▶ **Data records**
* * * * * * * * *

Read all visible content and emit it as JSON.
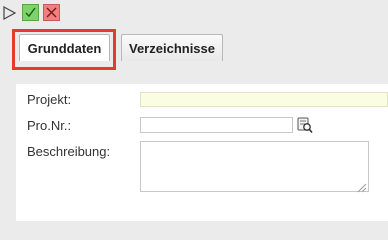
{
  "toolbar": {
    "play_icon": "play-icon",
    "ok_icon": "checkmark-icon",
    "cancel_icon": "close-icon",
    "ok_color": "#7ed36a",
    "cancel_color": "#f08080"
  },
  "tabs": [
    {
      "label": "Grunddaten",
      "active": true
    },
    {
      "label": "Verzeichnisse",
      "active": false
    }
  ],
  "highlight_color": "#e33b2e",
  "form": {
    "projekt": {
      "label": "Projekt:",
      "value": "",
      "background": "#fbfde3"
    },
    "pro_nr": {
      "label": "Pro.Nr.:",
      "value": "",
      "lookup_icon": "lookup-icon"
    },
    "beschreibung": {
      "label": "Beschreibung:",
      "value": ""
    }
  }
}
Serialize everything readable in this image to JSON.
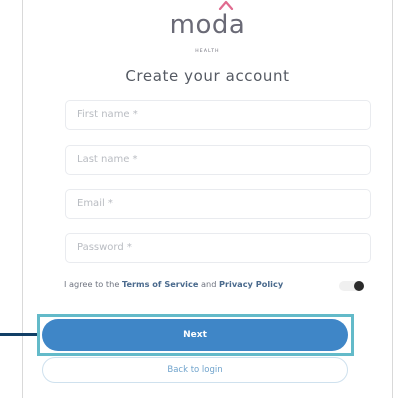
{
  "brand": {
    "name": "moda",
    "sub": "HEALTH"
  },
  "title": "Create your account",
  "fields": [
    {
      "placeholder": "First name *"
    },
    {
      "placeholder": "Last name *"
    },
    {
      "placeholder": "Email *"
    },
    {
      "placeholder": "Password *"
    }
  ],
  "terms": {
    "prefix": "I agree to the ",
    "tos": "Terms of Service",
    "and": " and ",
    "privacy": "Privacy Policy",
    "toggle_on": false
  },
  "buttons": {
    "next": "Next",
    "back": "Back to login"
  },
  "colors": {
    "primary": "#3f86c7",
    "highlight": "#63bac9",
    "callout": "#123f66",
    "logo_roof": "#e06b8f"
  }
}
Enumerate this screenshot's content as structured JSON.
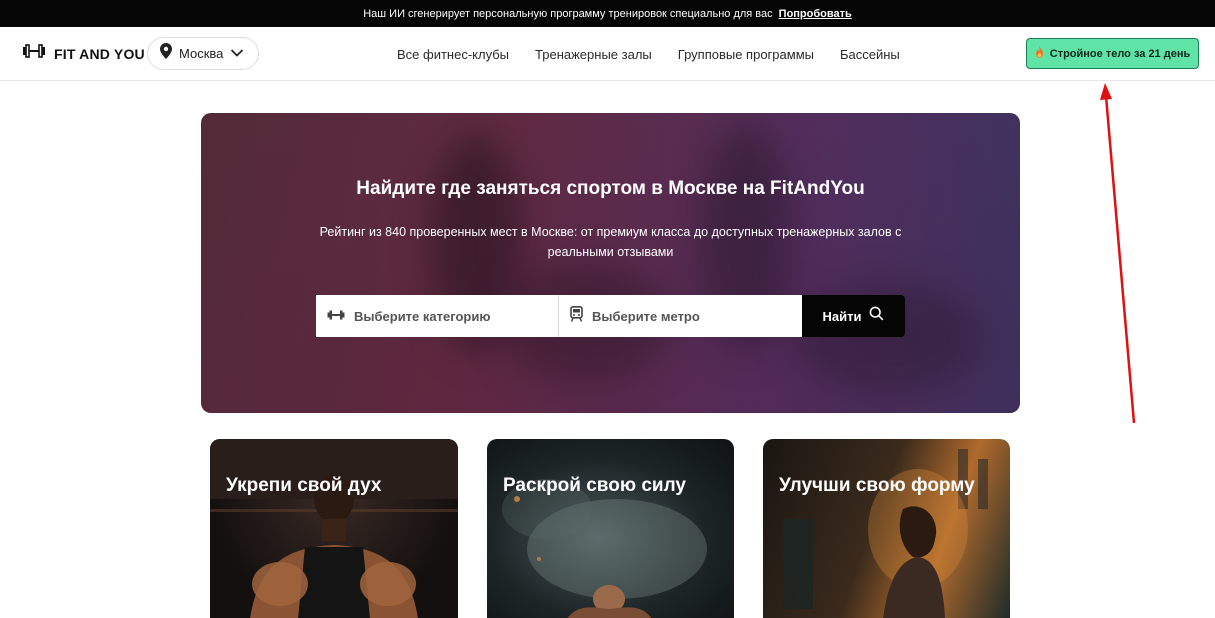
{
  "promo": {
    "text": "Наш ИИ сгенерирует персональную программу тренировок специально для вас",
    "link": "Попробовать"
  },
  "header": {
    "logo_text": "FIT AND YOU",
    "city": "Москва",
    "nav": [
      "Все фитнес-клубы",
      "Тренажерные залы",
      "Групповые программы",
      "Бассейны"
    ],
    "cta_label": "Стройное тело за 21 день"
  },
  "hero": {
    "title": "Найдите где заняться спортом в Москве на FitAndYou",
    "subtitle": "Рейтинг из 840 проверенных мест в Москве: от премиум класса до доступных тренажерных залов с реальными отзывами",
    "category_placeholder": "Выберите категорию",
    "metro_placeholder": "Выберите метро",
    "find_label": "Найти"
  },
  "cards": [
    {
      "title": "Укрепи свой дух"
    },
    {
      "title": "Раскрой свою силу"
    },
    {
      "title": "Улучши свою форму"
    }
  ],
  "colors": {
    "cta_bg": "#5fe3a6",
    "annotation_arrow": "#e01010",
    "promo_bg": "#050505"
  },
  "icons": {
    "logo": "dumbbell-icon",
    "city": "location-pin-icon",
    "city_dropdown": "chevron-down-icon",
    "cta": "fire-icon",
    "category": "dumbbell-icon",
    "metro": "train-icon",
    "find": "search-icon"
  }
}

* * * * * * * * *

▶ **To do**
Tell how many lines in the material contain the word "Выберите". Only the number is wanted.

▶ **The solution**
2